Exercise objective: Retype the data below without altering anything.

Dataset entries on figures:

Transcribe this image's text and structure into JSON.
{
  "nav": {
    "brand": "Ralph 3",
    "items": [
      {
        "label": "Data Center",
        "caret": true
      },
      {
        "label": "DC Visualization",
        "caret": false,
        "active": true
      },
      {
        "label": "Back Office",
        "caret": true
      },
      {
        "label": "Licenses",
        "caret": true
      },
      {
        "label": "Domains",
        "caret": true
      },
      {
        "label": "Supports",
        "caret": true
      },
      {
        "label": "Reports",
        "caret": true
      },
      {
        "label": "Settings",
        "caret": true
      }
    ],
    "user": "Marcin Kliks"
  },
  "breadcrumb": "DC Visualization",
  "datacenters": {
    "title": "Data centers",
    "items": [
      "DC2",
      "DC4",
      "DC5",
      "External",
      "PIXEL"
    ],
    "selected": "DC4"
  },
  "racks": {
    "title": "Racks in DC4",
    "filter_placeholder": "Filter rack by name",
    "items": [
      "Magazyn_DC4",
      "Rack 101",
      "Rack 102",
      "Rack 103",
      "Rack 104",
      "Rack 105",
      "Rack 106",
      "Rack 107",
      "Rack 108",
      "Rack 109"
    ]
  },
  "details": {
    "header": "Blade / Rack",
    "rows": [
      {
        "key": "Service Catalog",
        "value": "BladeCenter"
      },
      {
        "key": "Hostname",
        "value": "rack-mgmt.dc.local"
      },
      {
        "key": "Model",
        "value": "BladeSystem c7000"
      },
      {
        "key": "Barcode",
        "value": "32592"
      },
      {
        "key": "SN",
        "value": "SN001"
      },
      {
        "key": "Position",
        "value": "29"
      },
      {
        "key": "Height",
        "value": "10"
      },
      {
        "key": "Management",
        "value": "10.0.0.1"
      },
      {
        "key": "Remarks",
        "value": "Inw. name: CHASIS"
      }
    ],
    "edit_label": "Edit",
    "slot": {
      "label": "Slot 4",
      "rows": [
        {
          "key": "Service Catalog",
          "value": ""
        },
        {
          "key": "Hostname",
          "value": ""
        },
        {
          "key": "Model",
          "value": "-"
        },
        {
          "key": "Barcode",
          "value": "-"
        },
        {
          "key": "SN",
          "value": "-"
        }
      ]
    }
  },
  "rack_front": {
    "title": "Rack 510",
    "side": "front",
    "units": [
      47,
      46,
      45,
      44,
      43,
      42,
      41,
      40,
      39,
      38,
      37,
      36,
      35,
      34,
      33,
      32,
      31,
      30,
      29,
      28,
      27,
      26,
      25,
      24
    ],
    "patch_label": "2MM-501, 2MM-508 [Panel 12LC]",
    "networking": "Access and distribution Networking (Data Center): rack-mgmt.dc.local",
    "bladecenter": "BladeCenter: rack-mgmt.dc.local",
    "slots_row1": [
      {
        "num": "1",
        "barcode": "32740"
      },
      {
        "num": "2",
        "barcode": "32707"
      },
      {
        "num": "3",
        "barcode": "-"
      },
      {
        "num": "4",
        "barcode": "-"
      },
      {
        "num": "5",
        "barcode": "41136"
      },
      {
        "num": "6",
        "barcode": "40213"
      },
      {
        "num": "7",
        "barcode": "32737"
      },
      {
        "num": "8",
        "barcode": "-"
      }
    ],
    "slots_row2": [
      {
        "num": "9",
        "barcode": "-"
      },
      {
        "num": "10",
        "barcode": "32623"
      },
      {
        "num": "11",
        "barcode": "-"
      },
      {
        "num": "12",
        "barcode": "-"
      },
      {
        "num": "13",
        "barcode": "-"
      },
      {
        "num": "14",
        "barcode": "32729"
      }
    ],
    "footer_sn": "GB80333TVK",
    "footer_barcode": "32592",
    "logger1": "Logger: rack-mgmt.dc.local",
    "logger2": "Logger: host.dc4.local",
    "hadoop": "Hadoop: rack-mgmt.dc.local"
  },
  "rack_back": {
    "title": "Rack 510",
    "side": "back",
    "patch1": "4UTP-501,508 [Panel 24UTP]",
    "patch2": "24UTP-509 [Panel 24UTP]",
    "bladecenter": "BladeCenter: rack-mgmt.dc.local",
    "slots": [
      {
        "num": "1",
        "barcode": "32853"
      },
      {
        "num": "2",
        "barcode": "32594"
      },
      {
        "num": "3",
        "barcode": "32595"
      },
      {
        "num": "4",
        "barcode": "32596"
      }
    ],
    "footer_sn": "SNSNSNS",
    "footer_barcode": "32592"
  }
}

Task result:
Transcribe this image's text and structure into JSON.
{
  "nav": {
    "brand": "Ralph 3",
    "items": [
      {
        "label": "Data Center",
        "caret": true
      },
      {
        "label": "DC Visualization",
        "caret": false,
        "active": true
      },
      {
        "label": "Back Office",
        "caret": true
      },
      {
        "label": "Licenses",
        "caret": true
      },
      {
        "label": "Domains",
        "caret": true
      },
      {
        "label": "Supports",
        "caret": true
      },
      {
        "label": "Reports",
        "caret": true
      },
      {
        "label": "Settings",
        "caret": true
      }
    ],
    "user": "Marcin Kliks"
  },
  "breadcrumb": "DC Visualization",
  "datacenters": {
    "title": "Data centers",
    "items": [
      "DC2",
      "DC4",
      "DC5",
      "External",
      "PIXEL"
    ],
    "selected": "DC4"
  },
  "racks": {
    "title": "Racks in DC4",
    "filter_placeholder": "Filter rack by name",
    "items": [
      "Magazyn_DC4",
      "Rack 101",
      "Rack 102",
      "Rack 103",
      "Rack 104",
      "Rack 105",
      "Rack 106",
      "Rack 107",
      "Rack 108",
      "Rack 109"
    ]
  },
  "details": {
    "header": "Blade / Rack",
    "rows": [
      {
        "key": "Service Catalog",
        "value": "BladeCenter"
      },
      {
        "key": "Hostname",
        "value": "rack-mgmt.dc.local"
      },
      {
        "key": "Model",
        "value": "BladeSystem c7000"
      },
      {
        "key": "Barcode",
        "value": "32592"
      },
      {
        "key": "SN",
        "value": "SN001"
      },
      {
        "key": "Position",
        "value": "29"
      },
      {
        "key": "Height",
        "value": "10"
      },
      {
        "key": "Management",
        "value": "10.0.0.1"
      },
      {
        "key": "Remarks",
        "value": "Inw. name: CHASIS"
      }
    ],
    "edit_label": "Edit",
    "slot": {
      "label": "Slot 4",
      "rows": [
        {
          "key": "Service Catalog",
          "value": ""
        },
        {
          "key": "Hostname",
          "value": ""
        },
        {
          "key": "Model",
          "value": "-"
        },
        {
          "key": "Barcode",
          "value": "-"
        },
        {
          "key": "SN",
          "value": "-"
        }
      ]
    }
  },
  "rack_front": {
    "title": "Rack 510",
    "side": "front",
    "units": [
      47,
      46,
      45,
      44,
      43,
      42,
      41,
      40,
      39,
      38,
      37,
      36,
      35,
      34,
      33,
      32,
      31,
      30,
      29,
      28,
      27,
      26,
      25,
      24
    ],
    "patch_label": "2MM-501, 2MM-508 [Panel 12LC]",
    "networking": "Access and distribution Networking (Data Center): rack-mgmt.dc.local",
    "bladecenter": "BladeCenter: rack-mgmt.dc.local",
    "slots_row1": [
      {
        "num": "1",
        "barcode": "32740"
      },
      {
        "num": "2",
        "barcode": "32707"
      },
      {
        "num": "3",
        "barcode": "-"
      },
      {
        "num": "4",
        "barcode": "-"
      },
      {
        "num": "5",
        "barcode": "41136"
      },
      {
        "num": "6",
        "barcode": "40213"
      },
      {
        "num": "7",
        "barcode": "32737"
      },
      {
        "num": "8",
        "barcode": "-"
      }
    ],
    "slots_row2": [
      {
        "num": "9",
        "barcode": "-"
      },
      {
        "num": "10",
        "barcode": "32623"
      },
      {
        "num": "11",
        "barcode": "-"
      },
      {
        "num": "12",
        "barcode": "-"
      },
      {
        "num": "13",
        "barcode": "-"
      },
      {
        "num": "14",
        "barcode": "32729"
      }
    ],
    "footer_sn": "GB80333TVK",
    "footer_barcode": "32592",
    "logger1": "Logger: rack-mgmt.dc.local",
    "logger2": "Logger: host.dc4.local",
    "hadoop": "Hadoop: rack-mgmt.dc.local"
  },
  "rack_back": {
    "title": "Rack 510",
    "side": "back",
    "patch1": "4UTP-501,508 [Panel 24UTP]",
    "patch2": "24UTP-509 [Panel 24UTP]",
    "bladecenter": "BladeCenter: rack-mgmt.dc.local",
    "slots": [
      {
        "num": "1",
        "barcode": "32853"
      },
      {
        "num": "2",
        "barcode": "32594"
      },
      {
        "num": "3",
        "barcode": "32595"
      },
      {
        "num": "4",
        "barcode": "32596"
      }
    ],
    "footer_sn": "SNSNSNS",
    "footer_barcode": "32592"
  }
}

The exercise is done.